-- Begin Record excerpts --
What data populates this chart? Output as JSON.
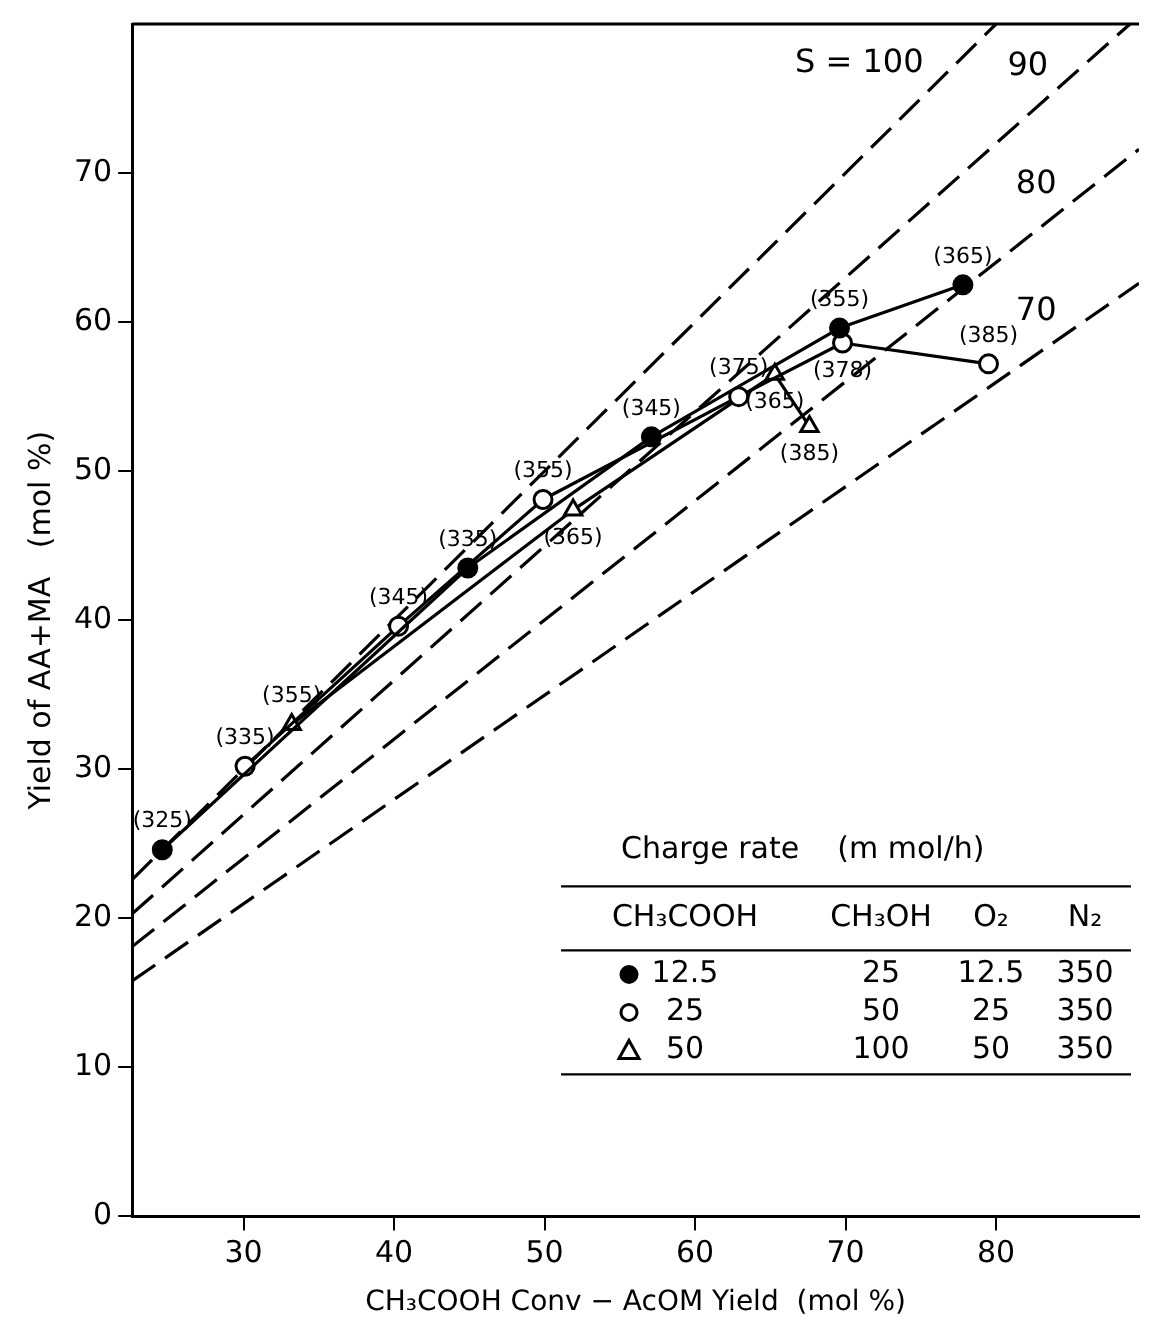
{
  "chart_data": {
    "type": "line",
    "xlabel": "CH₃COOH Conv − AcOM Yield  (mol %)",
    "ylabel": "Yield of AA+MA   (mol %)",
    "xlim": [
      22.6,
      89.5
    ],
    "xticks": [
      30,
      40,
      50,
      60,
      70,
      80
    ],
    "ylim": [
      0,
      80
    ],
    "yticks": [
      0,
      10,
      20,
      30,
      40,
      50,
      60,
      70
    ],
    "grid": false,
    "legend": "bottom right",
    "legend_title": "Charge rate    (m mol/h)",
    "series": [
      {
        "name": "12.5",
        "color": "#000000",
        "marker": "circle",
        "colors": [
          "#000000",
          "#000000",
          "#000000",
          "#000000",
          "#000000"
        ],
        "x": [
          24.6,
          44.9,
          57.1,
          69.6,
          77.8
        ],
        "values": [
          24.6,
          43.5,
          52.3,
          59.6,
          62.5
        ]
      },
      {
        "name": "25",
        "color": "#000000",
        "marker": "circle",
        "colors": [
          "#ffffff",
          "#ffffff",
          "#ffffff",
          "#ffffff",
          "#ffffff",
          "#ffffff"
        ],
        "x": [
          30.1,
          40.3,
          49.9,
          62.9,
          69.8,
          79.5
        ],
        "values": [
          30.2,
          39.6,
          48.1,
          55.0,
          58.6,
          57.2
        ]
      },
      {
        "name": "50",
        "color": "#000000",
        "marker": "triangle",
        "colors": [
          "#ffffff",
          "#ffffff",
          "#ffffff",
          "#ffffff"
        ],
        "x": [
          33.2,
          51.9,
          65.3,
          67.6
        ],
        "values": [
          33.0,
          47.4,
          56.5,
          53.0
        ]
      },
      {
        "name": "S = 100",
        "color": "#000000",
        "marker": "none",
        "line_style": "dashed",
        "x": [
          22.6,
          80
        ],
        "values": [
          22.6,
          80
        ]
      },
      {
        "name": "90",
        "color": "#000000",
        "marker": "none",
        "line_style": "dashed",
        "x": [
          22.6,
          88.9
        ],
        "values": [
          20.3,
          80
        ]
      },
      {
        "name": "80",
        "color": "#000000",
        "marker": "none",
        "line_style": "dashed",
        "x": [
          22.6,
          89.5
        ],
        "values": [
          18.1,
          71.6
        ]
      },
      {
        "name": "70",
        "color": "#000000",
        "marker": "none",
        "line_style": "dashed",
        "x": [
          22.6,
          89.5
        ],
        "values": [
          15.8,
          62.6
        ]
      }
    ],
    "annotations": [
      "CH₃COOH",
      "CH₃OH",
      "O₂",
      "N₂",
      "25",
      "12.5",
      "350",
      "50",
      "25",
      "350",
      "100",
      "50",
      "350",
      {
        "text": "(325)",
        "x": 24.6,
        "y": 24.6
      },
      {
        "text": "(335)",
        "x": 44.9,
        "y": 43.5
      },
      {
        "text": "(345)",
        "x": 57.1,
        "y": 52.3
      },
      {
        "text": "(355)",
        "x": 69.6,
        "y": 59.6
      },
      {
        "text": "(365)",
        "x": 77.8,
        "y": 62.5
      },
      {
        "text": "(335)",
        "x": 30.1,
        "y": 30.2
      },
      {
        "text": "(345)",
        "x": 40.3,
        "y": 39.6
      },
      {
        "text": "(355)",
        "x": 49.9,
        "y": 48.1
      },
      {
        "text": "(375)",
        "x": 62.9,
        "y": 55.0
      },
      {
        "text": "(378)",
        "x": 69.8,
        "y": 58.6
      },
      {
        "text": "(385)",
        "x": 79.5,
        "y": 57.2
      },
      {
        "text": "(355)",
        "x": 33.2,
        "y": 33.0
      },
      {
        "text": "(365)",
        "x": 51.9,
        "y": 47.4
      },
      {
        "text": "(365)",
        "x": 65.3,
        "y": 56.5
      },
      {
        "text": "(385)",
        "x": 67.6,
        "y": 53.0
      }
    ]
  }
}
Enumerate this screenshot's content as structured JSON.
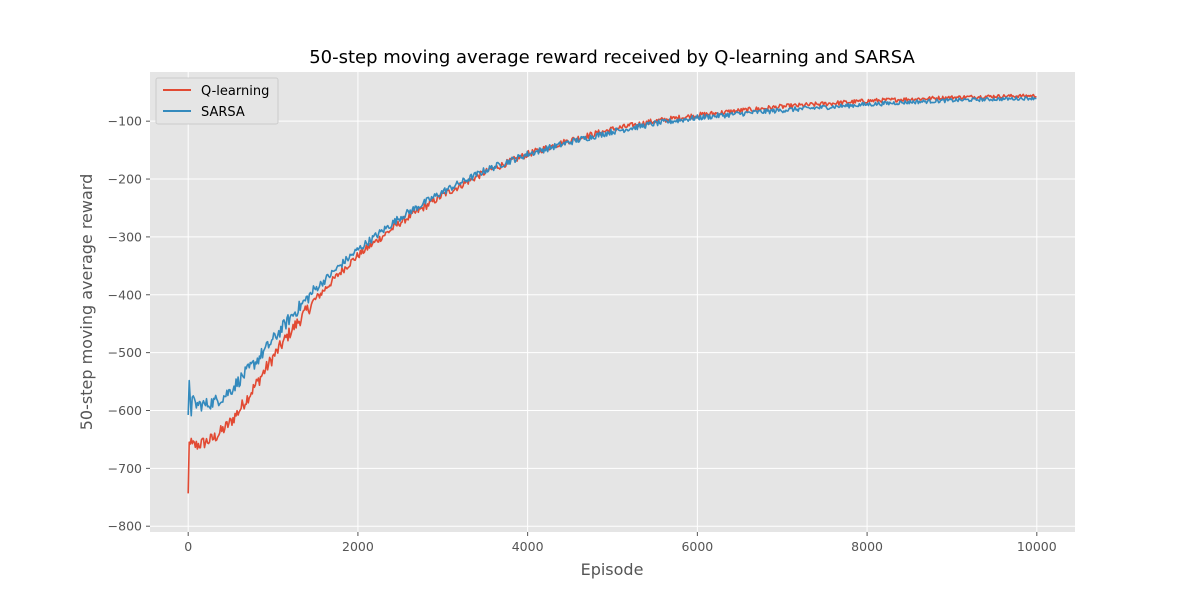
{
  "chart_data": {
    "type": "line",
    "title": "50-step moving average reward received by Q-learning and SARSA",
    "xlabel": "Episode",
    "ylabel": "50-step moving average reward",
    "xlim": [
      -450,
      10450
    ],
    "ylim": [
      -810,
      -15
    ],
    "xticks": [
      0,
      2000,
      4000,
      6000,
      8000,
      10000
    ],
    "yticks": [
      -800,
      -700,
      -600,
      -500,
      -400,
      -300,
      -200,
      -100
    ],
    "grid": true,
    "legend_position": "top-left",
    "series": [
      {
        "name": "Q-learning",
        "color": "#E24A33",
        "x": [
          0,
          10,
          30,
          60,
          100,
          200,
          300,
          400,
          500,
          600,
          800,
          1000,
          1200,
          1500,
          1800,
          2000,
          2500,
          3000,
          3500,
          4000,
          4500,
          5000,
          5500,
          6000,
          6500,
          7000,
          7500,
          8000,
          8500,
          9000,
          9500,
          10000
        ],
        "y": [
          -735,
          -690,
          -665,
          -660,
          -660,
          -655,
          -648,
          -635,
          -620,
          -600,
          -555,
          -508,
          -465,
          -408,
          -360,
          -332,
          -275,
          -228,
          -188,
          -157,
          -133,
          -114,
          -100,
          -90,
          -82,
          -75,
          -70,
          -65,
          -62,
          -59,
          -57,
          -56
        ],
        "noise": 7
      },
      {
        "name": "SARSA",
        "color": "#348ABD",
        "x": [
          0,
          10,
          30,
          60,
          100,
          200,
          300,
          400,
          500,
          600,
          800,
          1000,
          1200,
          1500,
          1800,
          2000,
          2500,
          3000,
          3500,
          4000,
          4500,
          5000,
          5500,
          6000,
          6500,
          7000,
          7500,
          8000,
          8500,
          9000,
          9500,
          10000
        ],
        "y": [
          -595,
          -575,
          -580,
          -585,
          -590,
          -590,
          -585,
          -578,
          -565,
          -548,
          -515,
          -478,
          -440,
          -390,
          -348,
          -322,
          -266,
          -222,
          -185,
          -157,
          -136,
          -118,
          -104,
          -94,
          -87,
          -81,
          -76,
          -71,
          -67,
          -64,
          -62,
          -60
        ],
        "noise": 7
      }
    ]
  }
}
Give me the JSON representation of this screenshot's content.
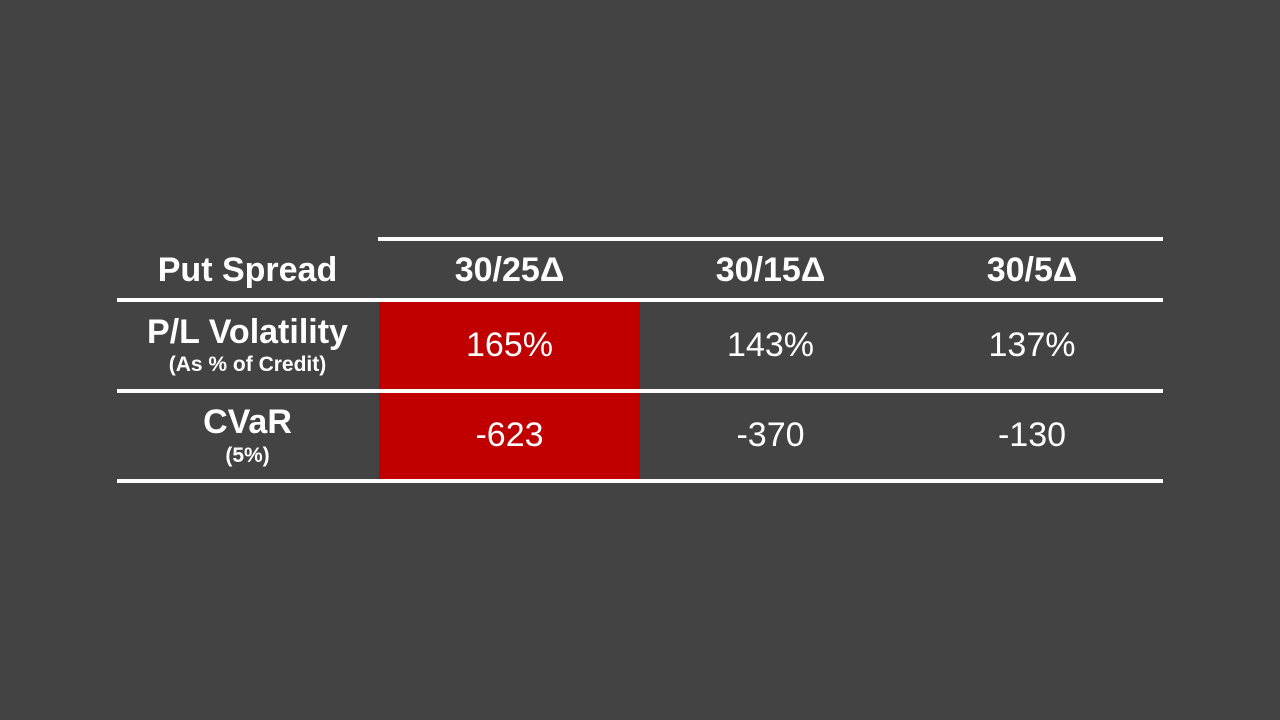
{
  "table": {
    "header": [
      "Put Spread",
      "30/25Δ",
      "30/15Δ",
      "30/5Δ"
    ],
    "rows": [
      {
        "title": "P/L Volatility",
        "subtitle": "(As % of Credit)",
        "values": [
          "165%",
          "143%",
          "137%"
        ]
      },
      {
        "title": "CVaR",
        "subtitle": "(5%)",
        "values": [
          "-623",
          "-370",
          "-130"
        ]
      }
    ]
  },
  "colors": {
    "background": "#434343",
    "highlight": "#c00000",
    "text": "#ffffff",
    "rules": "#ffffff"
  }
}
-- End Record excerpts --
Task goal:
In the data above, find the line containing "Give me the"; from there, please write out each line through the end, exactly, with the pictures omitted.

The reply:
Give me the JSON representation of this screenshot's content.
{
  "table": {
    "header": [
      "Put Spread",
      "30/25Δ",
      "30/15Δ",
      "30/5Δ"
    ],
    "rows": [
      {
        "title": "P/L Volatility",
        "subtitle": "(As % of Credit)",
        "values": [
          "165%",
          "143%",
          "137%"
        ]
      },
      {
        "title": "CVaR",
        "subtitle": "(5%)",
        "values": [
          "-623",
          "-370",
          "-130"
        ]
      }
    ]
  },
  "colors": {
    "background": "#434343",
    "highlight": "#c00000",
    "text": "#ffffff",
    "rules": "#ffffff"
  }
}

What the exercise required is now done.